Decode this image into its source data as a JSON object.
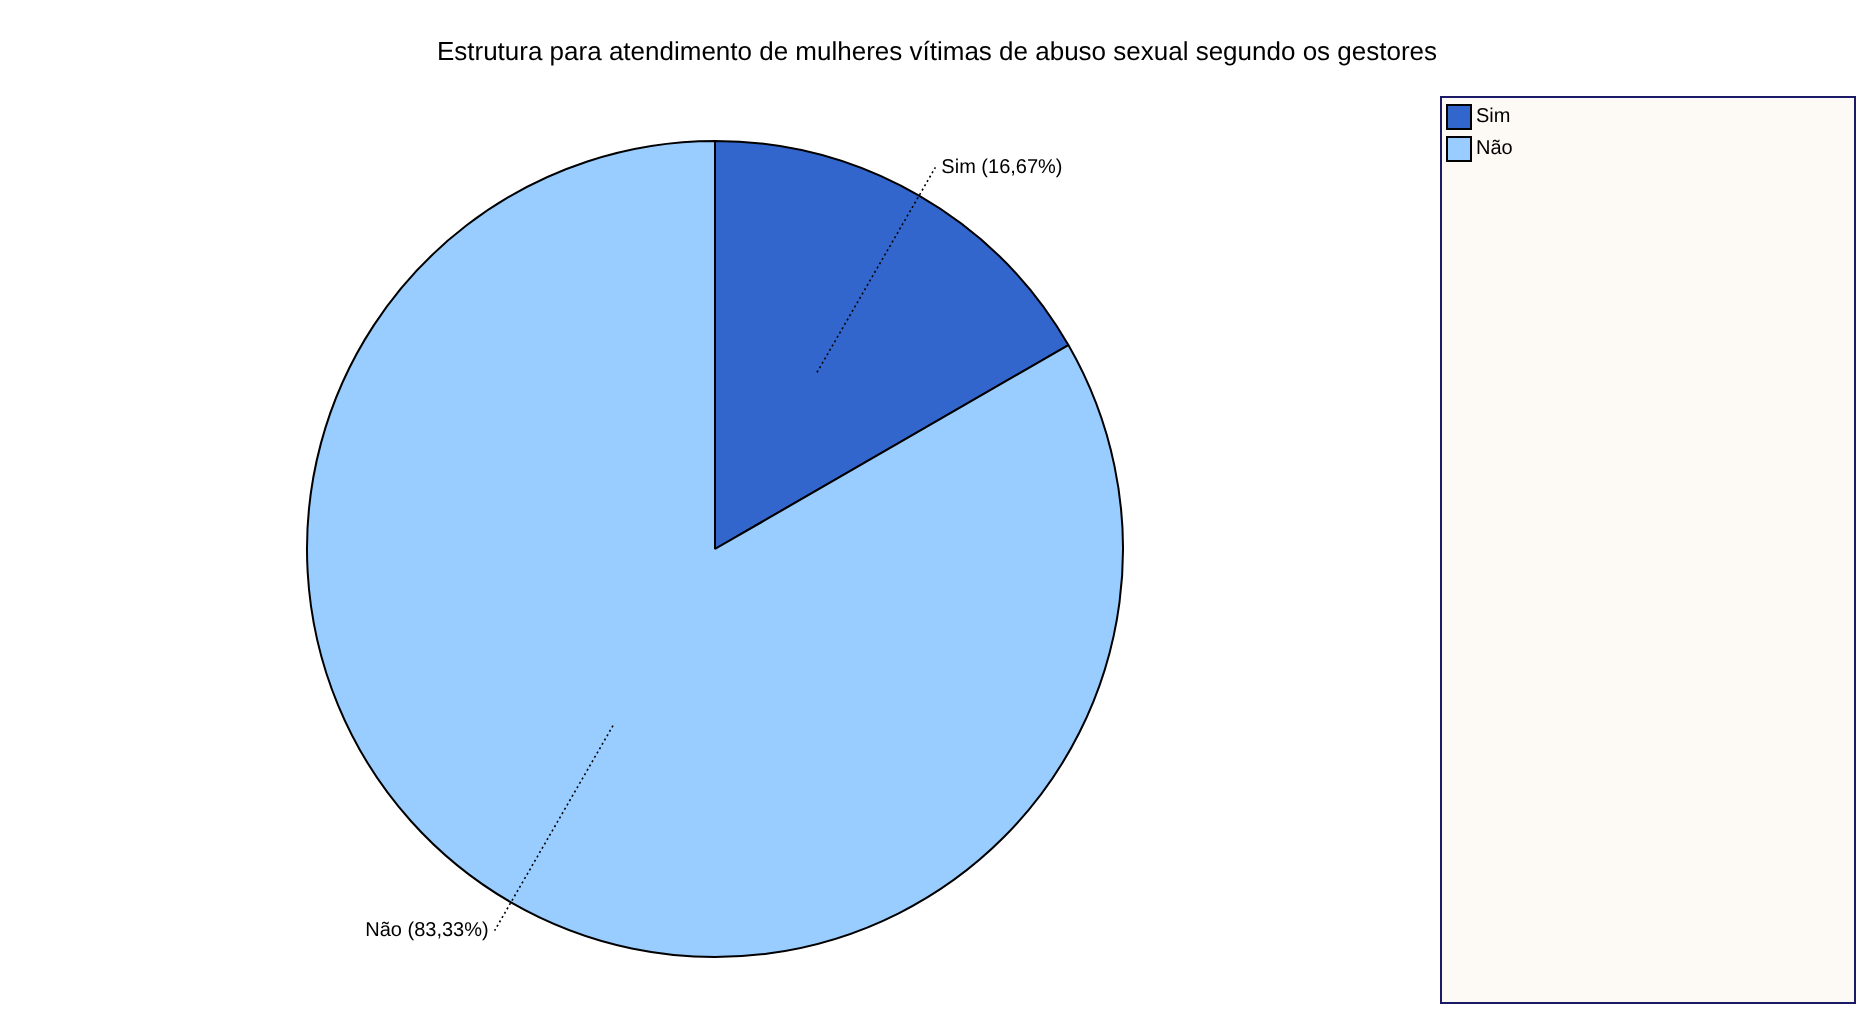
{
  "chart_data": {
    "type": "pie",
    "title": "Estrutura para atendimento de mulheres vítimas de abuso sexual segundo os gestores",
    "categories": [
      "Sim",
      "Não"
    ],
    "values": [
      16.67,
      83.33
    ],
    "colors": [
      "#3366cc",
      "#99ccff"
    ],
    "value_labels": [
      "Sim (16,67%)",
      "Não (83,33%)"
    ],
    "legend": "right"
  }
}
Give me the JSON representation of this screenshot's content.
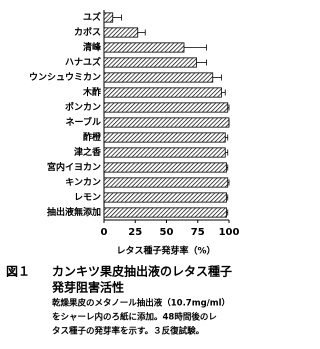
{
  "chart_data": {
    "type": "hbar",
    "figure_label": "図１",
    "title": [
      "カンキツ果皮抽出液のレタス種子",
      "発芽阻害活性"
    ],
    "caption": [
      "乾燥果皮のメタノール抽出液（10.7mg/ml）",
      "をシャーレ内のろ紙に添加。48時間後のレ",
      "タス種子の発芽率を示す。３反復試験。"
    ],
    "x_label": "レタス種子発芽率（%）",
    "categories": [
      "ユズ",
      "カボス",
      "清峰",
      "ハナユズ",
      "ウンシュウミカン",
      "木酢",
      "ポンカン",
      "ネーブル",
      "酢橙",
      "津之香",
      "宮内イヨカン",
      "キンカン",
      "レモン",
      "抽出液無添加"
    ],
    "values": [
      7,
      27,
      64,
      74,
      87,
      94,
      99,
      100,
      97,
      97,
      98,
      99,
      98,
      98
    ],
    "errors": [
      7,
      6,
      18,
      8,
      7,
      3,
      1,
      0,
      2,
      2,
      1,
      1,
      1,
      1
    ],
    "color": "#000000",
    "xlim": [
      0,
      100
    ],
    "xticks": [
      0,
      25,
      50,
      75,
      100
    ]
  }
}
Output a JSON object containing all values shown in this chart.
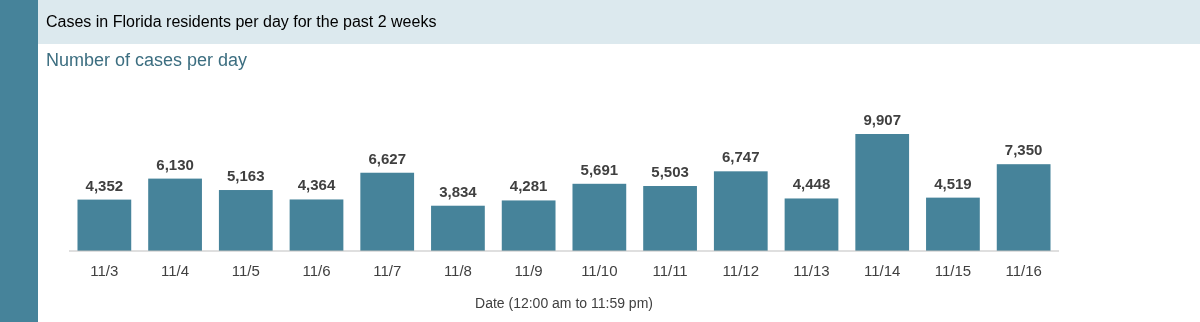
{
  "chart_data": {
    "type": "bar",
    "title": "Cases in Florida residents per day for the past 2 weeks",
    "subtitle": "Number of cases per day",
    "xlabel": "Date (12:00 am to 11:59 pm)",
    "categories": [
      "11/3",
      "11/4",
      "11/5",
      "11/6",
      "11/7",
      "11/8",
      "11/9",
      "11/10",
      "11/11",
      "11/12",
      "11/13",
      "11/14",
      "11/15",
      "11/16"
    ],
    "values": [
      4352,
      6130,
      5163,
      4364,
      6627,
      3834,
      4281,
      5691,
      5503,
      6747,
      4448,
      9907,
      4519,
      7350
    ],
    "value_labels": [
      "4,352",
      "6,130",
      "5,163",
      "4,364",
      "6,627",
      "3,834",
      "4,281",
      "5,691",
      "5,503",
      "6,747",
      "4,448",
      "9,907",
      "4,519",
      "7,350"
    ],
    "color": "#46839a"
  }
}
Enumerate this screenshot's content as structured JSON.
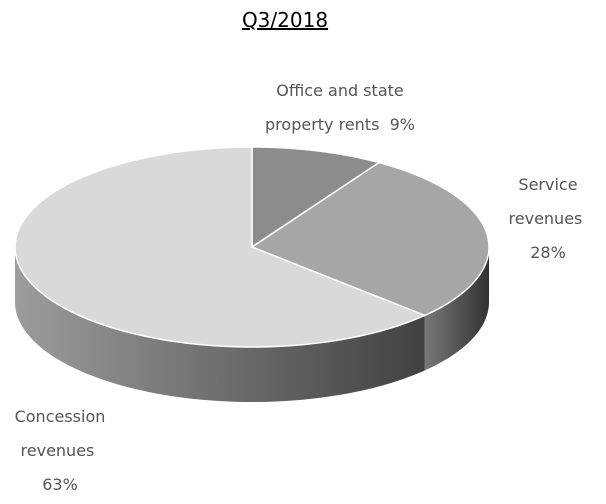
{
  "chart_data": {
    "type": "pie",
    "title": "Q3/2018",
    "categories": [
      "Office and state property rents",
      "Service revenues",
      "Concession revenues"
    ],
    "values": [
      9,
      28,
      63
    ],
    "value_labels": [
      "9%",
      "28%",
      "63%"
    ],
    "colors": [
      "#8c8c8c",
      "#a6a6a6",
      "#d9d9d9"
    ]
  }
}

^^^^^^^^^^^^^^^^

• Exercise prompt:
Work out how many lines of the material above contain the word "revenues", then give only that figure.

• Response to this task:
2